Records for this exercise:
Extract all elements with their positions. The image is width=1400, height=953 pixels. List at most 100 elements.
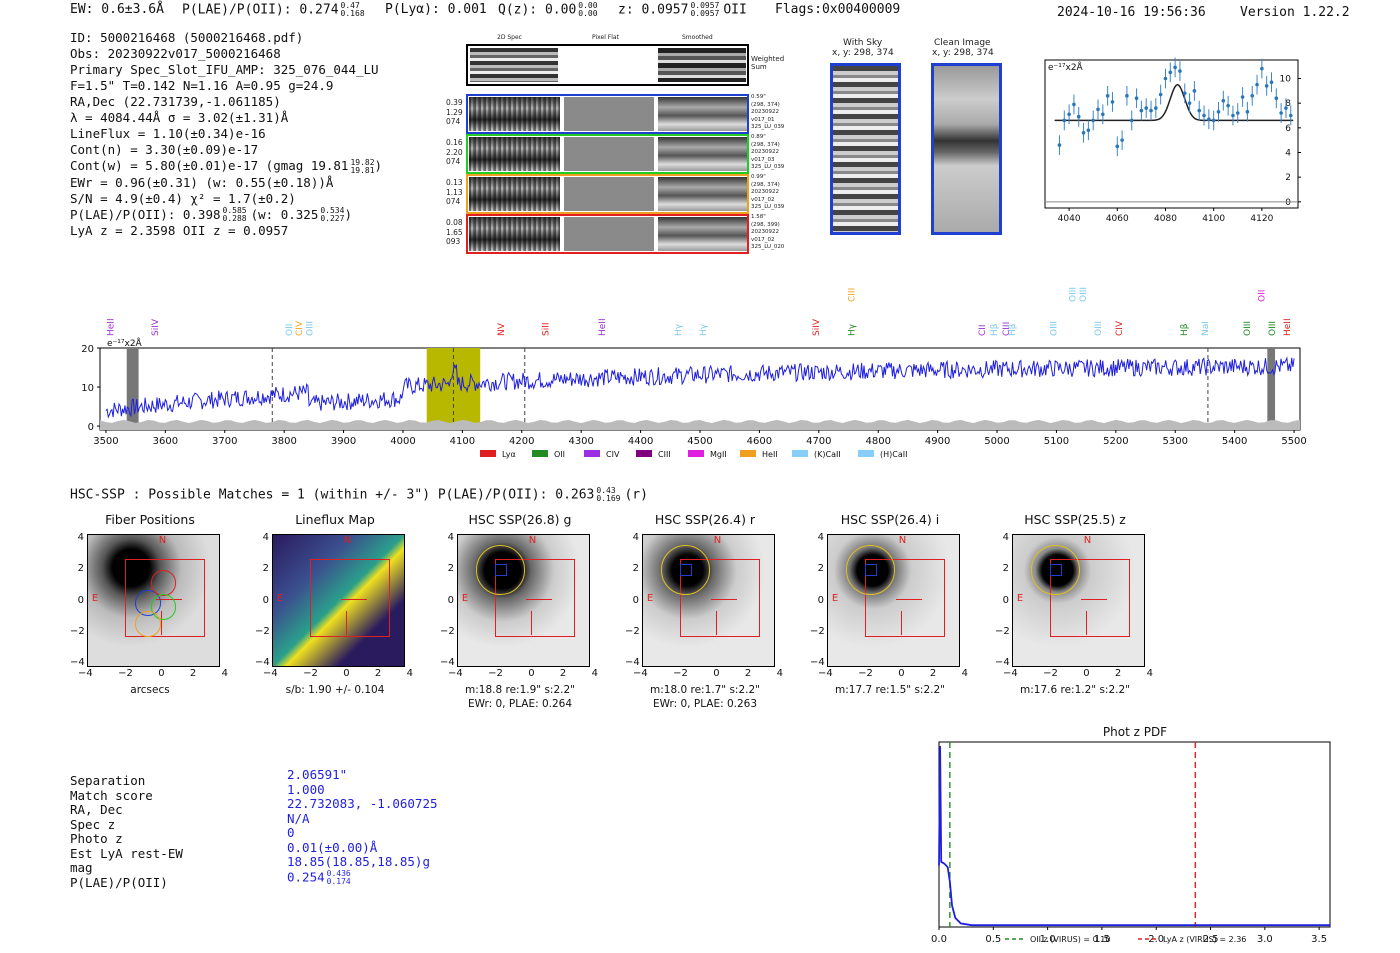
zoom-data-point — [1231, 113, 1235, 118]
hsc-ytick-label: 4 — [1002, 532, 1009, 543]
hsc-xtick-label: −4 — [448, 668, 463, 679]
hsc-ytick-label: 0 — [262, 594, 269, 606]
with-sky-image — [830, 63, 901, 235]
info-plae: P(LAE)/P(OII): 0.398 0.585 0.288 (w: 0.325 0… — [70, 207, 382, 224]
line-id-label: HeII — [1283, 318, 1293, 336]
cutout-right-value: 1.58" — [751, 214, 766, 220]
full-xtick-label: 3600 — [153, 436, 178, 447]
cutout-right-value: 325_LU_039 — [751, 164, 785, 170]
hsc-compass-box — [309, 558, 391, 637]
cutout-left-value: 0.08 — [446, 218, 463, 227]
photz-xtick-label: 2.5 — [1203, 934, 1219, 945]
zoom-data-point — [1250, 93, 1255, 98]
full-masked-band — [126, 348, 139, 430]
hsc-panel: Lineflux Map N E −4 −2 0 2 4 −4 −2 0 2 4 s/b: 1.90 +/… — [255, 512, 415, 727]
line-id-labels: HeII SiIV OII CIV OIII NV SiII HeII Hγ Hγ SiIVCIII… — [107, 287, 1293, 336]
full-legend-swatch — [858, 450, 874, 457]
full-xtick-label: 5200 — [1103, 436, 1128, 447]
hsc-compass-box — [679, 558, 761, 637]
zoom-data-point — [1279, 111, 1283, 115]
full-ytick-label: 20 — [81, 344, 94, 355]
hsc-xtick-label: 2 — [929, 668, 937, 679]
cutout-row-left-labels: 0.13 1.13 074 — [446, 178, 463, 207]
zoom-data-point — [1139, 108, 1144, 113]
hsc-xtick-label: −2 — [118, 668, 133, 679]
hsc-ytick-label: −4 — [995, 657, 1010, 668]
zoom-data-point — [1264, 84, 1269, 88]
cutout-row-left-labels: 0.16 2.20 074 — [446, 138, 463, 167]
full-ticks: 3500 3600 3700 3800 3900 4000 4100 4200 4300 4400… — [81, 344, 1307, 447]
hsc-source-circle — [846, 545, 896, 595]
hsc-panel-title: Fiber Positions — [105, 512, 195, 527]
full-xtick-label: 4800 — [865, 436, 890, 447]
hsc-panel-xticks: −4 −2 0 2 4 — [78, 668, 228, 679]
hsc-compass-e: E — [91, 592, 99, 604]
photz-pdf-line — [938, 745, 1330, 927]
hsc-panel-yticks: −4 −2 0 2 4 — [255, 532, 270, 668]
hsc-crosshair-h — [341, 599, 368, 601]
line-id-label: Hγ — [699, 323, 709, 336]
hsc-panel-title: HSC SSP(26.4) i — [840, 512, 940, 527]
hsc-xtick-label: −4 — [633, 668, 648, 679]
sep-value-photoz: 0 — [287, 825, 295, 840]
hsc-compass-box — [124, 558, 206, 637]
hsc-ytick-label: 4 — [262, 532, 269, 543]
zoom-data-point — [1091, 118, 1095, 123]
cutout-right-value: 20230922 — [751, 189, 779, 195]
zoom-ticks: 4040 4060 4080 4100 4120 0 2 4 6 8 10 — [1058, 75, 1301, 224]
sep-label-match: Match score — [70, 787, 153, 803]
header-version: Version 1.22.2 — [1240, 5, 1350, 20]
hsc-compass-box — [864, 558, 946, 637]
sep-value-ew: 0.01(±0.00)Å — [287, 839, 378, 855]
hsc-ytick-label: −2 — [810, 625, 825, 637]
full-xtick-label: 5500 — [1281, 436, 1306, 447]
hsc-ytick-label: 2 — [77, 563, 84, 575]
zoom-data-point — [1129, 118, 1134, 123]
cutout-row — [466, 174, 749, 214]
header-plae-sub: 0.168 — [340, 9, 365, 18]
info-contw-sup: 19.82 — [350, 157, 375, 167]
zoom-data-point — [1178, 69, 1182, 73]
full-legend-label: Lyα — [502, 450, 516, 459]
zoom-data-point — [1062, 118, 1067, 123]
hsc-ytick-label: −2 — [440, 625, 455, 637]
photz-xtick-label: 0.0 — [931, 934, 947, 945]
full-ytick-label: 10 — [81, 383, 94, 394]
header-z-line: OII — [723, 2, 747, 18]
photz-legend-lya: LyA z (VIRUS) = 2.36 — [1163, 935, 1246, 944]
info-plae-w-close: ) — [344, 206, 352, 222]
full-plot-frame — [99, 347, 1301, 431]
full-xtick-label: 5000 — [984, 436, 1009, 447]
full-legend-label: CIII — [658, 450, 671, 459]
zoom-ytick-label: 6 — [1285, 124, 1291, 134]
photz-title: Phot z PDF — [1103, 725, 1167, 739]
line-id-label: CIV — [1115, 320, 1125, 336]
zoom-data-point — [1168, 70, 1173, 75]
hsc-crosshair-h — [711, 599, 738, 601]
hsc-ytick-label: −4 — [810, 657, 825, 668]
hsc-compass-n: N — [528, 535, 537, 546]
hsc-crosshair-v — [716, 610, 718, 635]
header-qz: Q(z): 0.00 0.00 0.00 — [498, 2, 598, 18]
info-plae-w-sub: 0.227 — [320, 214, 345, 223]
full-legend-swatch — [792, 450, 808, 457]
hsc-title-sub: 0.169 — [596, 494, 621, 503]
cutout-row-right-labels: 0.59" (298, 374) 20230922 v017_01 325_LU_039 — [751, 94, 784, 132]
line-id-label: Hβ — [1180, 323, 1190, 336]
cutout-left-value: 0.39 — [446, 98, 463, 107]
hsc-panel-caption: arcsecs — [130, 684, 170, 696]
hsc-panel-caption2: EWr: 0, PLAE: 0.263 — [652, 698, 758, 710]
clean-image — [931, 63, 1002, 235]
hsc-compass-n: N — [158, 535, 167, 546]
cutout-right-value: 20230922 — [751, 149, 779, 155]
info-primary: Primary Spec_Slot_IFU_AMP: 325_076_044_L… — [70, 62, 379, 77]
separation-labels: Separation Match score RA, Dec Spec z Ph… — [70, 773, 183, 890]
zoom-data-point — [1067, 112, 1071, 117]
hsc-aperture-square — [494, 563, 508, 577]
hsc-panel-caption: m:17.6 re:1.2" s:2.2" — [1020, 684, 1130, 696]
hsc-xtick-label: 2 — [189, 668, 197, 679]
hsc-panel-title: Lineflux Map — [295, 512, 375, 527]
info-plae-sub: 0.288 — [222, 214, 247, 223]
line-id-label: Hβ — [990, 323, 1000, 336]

==

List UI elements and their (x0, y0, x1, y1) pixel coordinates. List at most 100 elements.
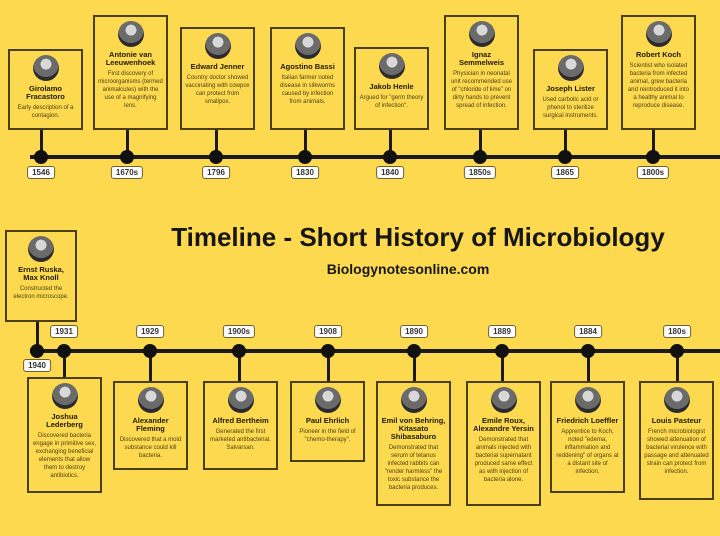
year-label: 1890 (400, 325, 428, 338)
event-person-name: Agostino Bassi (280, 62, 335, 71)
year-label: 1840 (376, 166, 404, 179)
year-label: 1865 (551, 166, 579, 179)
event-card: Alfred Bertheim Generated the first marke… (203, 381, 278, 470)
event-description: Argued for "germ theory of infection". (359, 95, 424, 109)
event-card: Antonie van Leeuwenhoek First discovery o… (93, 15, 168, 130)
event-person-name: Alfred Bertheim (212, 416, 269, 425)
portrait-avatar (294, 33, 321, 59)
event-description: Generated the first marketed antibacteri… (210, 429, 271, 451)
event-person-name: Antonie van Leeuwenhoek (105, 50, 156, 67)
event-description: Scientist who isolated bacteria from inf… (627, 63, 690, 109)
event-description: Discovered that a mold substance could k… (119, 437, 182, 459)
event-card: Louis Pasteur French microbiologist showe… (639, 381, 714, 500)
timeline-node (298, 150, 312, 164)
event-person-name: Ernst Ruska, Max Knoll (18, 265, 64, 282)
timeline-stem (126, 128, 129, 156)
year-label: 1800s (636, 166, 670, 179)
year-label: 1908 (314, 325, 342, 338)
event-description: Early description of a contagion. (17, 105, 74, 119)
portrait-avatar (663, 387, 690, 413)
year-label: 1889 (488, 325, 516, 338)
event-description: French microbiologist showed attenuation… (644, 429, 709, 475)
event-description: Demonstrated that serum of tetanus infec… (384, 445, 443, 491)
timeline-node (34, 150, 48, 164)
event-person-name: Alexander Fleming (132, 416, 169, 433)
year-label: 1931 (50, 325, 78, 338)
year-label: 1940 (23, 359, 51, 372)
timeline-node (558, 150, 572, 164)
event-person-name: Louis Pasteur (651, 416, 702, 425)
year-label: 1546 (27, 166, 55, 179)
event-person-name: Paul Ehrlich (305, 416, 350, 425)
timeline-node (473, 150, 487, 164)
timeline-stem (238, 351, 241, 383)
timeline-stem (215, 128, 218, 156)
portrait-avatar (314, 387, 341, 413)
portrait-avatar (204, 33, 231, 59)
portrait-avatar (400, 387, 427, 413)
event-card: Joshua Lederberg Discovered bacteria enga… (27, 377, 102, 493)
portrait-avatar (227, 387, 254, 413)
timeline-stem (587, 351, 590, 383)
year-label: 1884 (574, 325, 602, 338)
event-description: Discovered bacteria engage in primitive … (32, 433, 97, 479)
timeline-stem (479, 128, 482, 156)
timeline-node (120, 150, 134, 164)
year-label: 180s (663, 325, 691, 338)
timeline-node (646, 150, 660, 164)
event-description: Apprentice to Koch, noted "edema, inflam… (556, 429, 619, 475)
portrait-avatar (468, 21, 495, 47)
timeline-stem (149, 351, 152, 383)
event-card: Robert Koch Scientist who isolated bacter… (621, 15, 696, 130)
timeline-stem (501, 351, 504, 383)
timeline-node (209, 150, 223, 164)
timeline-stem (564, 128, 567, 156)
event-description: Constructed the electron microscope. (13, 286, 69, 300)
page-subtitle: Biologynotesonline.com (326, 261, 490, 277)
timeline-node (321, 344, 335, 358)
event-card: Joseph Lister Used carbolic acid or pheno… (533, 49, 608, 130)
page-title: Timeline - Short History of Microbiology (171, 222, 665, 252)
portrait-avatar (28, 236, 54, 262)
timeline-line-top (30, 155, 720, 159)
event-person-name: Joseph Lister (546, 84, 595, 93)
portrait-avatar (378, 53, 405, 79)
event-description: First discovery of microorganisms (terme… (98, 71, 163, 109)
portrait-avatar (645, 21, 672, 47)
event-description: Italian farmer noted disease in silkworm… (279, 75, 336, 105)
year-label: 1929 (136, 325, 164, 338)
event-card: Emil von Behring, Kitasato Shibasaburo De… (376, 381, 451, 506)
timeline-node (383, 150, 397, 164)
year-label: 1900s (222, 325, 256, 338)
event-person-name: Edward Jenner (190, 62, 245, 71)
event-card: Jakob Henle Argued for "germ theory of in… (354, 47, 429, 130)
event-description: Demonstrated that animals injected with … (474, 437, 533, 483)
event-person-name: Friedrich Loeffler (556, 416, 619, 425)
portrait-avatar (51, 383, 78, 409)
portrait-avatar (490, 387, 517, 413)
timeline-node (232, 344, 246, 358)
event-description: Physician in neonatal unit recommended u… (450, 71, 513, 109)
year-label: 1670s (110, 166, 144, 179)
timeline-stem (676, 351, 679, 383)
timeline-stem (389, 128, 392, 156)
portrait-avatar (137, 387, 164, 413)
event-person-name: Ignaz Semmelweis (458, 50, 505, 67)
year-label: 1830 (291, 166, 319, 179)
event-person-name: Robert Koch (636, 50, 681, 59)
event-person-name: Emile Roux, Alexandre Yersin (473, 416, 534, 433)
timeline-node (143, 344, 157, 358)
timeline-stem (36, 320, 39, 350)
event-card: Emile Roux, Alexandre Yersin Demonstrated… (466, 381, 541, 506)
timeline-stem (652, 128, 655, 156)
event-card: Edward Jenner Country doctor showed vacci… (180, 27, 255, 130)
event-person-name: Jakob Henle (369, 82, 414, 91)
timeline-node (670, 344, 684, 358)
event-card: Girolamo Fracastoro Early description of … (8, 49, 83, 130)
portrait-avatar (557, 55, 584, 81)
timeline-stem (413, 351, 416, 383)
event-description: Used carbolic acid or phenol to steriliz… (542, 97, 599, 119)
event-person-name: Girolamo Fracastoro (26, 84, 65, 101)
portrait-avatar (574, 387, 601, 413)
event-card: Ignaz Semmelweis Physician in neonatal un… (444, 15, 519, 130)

What the exercise asks:
Reply with nothing but the number of lines in the listing that include "data".

Output for this task:
11